## begin Materials provided

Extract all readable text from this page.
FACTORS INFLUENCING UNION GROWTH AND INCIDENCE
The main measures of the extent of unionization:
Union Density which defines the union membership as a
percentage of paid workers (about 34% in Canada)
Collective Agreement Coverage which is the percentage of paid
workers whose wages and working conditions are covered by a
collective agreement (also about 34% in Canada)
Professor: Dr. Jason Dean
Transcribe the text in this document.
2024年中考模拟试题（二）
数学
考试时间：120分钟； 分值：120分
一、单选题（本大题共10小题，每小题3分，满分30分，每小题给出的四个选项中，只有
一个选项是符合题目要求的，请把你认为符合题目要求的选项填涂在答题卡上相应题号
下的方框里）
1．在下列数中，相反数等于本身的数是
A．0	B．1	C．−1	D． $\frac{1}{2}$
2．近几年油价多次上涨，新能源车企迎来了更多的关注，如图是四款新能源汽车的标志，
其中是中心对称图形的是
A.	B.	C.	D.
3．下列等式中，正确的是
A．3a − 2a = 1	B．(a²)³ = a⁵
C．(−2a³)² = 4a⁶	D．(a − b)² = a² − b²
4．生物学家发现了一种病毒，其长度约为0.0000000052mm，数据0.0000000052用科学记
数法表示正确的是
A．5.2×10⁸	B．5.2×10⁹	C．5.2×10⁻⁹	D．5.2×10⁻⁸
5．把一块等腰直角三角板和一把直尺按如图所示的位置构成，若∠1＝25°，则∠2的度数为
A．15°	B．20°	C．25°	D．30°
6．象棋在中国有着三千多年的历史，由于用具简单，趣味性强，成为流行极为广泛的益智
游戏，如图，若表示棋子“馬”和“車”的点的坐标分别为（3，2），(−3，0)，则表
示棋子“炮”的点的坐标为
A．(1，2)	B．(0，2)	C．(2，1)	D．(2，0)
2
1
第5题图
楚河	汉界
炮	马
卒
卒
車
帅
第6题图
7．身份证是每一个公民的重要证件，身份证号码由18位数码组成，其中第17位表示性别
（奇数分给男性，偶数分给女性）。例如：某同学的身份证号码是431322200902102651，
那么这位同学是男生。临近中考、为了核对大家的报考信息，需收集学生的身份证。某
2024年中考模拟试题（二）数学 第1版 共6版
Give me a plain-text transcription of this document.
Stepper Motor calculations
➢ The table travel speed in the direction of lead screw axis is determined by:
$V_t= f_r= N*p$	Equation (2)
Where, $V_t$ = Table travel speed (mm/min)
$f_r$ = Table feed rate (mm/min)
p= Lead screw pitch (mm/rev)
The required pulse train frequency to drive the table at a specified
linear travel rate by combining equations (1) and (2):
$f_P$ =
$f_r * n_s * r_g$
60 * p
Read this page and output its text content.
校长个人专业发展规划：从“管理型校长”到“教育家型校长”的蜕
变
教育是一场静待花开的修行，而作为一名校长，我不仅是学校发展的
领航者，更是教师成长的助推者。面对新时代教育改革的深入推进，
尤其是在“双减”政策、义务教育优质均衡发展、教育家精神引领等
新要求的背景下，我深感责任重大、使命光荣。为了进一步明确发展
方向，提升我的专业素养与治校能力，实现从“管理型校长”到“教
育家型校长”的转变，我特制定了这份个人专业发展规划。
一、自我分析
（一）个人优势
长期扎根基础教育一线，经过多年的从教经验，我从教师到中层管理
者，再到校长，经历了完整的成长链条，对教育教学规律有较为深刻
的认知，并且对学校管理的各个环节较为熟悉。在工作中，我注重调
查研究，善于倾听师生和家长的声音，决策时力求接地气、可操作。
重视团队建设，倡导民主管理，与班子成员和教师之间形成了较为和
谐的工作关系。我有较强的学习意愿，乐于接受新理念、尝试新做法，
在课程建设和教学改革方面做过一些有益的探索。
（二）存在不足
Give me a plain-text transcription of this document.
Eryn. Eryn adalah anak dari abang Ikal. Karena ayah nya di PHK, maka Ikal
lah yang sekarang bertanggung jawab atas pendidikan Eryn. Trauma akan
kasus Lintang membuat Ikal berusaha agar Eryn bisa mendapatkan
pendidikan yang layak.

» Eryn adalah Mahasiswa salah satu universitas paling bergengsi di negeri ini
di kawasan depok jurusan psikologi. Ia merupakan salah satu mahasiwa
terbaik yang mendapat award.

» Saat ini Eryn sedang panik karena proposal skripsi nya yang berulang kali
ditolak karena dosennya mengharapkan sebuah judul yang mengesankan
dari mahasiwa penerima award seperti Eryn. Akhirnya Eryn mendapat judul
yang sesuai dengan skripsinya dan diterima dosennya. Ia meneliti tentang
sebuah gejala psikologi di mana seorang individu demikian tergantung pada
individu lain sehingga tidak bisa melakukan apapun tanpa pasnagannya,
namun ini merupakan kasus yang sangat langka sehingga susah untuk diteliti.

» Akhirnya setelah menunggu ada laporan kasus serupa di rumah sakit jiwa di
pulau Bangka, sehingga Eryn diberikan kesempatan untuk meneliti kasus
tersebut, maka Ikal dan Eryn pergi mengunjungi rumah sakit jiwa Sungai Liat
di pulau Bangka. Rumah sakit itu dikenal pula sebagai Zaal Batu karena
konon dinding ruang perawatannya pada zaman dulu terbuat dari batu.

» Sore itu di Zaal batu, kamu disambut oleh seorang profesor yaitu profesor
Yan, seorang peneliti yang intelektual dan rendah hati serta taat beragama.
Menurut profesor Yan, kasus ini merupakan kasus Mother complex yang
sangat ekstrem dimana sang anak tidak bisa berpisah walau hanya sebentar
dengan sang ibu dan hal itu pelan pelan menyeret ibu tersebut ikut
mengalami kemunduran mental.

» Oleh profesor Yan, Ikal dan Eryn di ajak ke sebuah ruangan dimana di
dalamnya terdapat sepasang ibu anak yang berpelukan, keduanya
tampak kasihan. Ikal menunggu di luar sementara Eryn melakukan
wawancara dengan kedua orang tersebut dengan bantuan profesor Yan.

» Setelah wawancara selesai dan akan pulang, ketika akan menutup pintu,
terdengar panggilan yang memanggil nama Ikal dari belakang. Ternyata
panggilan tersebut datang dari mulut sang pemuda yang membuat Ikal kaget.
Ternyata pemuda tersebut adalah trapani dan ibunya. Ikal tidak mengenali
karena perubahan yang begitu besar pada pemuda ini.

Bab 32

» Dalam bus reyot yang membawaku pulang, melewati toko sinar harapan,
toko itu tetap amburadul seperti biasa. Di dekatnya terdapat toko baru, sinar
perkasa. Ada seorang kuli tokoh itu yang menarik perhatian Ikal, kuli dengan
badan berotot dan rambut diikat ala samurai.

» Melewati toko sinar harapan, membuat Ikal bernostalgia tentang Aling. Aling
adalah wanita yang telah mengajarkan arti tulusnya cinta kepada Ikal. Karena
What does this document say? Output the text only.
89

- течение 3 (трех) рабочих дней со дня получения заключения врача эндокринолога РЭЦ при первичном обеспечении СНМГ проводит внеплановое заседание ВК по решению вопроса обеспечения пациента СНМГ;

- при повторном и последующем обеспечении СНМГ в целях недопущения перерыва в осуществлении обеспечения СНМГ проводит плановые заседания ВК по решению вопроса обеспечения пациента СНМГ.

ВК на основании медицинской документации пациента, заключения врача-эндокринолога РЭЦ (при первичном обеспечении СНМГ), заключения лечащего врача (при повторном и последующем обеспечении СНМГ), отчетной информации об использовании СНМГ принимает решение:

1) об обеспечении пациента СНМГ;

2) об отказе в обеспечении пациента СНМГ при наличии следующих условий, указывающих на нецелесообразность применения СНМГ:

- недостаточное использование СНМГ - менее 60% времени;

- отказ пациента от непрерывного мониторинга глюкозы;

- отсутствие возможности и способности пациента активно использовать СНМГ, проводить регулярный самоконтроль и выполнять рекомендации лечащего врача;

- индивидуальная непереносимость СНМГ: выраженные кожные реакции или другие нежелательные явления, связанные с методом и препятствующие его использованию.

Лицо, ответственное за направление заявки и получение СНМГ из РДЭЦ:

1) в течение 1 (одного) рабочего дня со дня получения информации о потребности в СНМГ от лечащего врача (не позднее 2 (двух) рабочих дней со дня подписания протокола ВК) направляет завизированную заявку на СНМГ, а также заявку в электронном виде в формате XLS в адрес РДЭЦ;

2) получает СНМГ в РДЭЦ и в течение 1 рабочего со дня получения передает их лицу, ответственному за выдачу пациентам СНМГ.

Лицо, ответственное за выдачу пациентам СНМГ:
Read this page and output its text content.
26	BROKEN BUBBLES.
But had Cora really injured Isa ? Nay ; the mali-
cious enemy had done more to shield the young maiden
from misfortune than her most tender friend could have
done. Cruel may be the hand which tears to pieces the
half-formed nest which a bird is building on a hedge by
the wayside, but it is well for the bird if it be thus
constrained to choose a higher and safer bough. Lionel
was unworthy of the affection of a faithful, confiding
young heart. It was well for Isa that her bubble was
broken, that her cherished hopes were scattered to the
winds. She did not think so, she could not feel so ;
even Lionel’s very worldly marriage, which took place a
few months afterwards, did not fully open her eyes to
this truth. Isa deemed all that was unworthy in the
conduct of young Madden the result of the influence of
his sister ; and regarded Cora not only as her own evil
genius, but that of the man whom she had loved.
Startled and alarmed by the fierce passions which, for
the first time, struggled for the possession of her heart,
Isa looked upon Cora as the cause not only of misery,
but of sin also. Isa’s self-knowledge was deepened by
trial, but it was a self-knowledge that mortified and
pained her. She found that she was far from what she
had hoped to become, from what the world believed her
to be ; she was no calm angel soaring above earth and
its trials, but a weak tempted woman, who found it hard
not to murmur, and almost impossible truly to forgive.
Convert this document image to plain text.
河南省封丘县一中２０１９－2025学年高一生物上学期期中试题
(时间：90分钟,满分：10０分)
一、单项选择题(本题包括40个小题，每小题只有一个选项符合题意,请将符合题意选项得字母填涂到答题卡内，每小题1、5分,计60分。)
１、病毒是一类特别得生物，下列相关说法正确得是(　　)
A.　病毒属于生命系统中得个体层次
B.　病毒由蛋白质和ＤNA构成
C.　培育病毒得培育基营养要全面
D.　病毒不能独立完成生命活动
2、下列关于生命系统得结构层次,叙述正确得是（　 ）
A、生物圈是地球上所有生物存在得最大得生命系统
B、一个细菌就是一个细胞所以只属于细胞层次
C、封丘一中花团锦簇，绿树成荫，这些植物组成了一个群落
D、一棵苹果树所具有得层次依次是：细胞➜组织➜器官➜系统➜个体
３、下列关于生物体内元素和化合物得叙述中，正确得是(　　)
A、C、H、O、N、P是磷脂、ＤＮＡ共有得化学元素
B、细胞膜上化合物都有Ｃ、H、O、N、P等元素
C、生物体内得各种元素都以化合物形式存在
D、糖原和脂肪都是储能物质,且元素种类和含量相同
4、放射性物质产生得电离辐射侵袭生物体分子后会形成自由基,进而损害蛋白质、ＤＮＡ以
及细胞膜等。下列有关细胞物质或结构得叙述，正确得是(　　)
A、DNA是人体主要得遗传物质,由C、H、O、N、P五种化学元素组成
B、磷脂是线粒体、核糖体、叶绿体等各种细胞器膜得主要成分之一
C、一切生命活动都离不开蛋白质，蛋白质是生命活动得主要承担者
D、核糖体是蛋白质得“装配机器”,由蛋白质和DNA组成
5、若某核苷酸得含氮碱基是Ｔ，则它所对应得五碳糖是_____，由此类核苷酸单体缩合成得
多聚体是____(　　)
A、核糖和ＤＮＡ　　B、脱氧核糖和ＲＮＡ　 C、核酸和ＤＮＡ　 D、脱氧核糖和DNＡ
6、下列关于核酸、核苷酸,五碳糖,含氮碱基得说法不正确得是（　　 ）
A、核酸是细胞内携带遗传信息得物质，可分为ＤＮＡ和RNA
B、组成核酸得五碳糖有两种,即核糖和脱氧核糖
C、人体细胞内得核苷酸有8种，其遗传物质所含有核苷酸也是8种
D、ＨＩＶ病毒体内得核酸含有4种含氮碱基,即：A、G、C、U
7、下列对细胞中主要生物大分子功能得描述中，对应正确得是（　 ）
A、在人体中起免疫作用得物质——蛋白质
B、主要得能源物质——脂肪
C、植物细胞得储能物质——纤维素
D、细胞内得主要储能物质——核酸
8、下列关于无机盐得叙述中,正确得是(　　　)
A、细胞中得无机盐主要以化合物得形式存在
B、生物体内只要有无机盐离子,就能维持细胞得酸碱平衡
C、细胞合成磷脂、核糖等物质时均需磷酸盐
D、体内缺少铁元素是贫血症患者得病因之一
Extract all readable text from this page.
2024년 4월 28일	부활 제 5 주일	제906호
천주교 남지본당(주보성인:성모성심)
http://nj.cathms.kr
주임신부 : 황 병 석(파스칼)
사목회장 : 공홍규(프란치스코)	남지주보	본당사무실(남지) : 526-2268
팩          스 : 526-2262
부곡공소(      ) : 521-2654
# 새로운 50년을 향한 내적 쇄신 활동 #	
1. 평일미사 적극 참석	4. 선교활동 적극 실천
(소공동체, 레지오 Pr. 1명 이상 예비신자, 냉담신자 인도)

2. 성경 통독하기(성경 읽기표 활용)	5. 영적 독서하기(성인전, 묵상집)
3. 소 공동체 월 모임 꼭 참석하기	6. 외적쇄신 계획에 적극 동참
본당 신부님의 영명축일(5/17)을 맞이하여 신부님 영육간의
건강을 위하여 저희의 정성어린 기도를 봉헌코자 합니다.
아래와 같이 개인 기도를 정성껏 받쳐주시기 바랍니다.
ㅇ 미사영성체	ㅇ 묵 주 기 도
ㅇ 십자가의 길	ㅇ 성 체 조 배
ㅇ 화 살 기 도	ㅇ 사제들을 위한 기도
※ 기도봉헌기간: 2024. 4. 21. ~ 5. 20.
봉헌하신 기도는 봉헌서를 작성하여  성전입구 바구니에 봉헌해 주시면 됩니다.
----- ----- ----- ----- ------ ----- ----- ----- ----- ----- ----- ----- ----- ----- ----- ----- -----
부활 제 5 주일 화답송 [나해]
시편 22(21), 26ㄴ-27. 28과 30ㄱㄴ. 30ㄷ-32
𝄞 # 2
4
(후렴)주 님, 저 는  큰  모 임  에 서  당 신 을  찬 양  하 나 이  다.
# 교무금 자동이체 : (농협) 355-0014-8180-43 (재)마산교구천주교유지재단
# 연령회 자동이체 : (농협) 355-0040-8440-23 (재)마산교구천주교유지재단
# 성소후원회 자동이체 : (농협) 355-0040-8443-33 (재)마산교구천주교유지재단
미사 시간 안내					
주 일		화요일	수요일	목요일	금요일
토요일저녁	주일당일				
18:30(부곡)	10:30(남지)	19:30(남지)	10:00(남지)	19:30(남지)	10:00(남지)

## end Materials provided

**To do**
Keep only the lines that hold the string "pulau", and copy them out.

**Solution for this problem**
pulau Bangka, sehingga Eryn diberikan kesempatan untuk meneliti kasus
di pulau Bangka. Rumah sakit itu dikenal pula sebagai Zaal Batu karena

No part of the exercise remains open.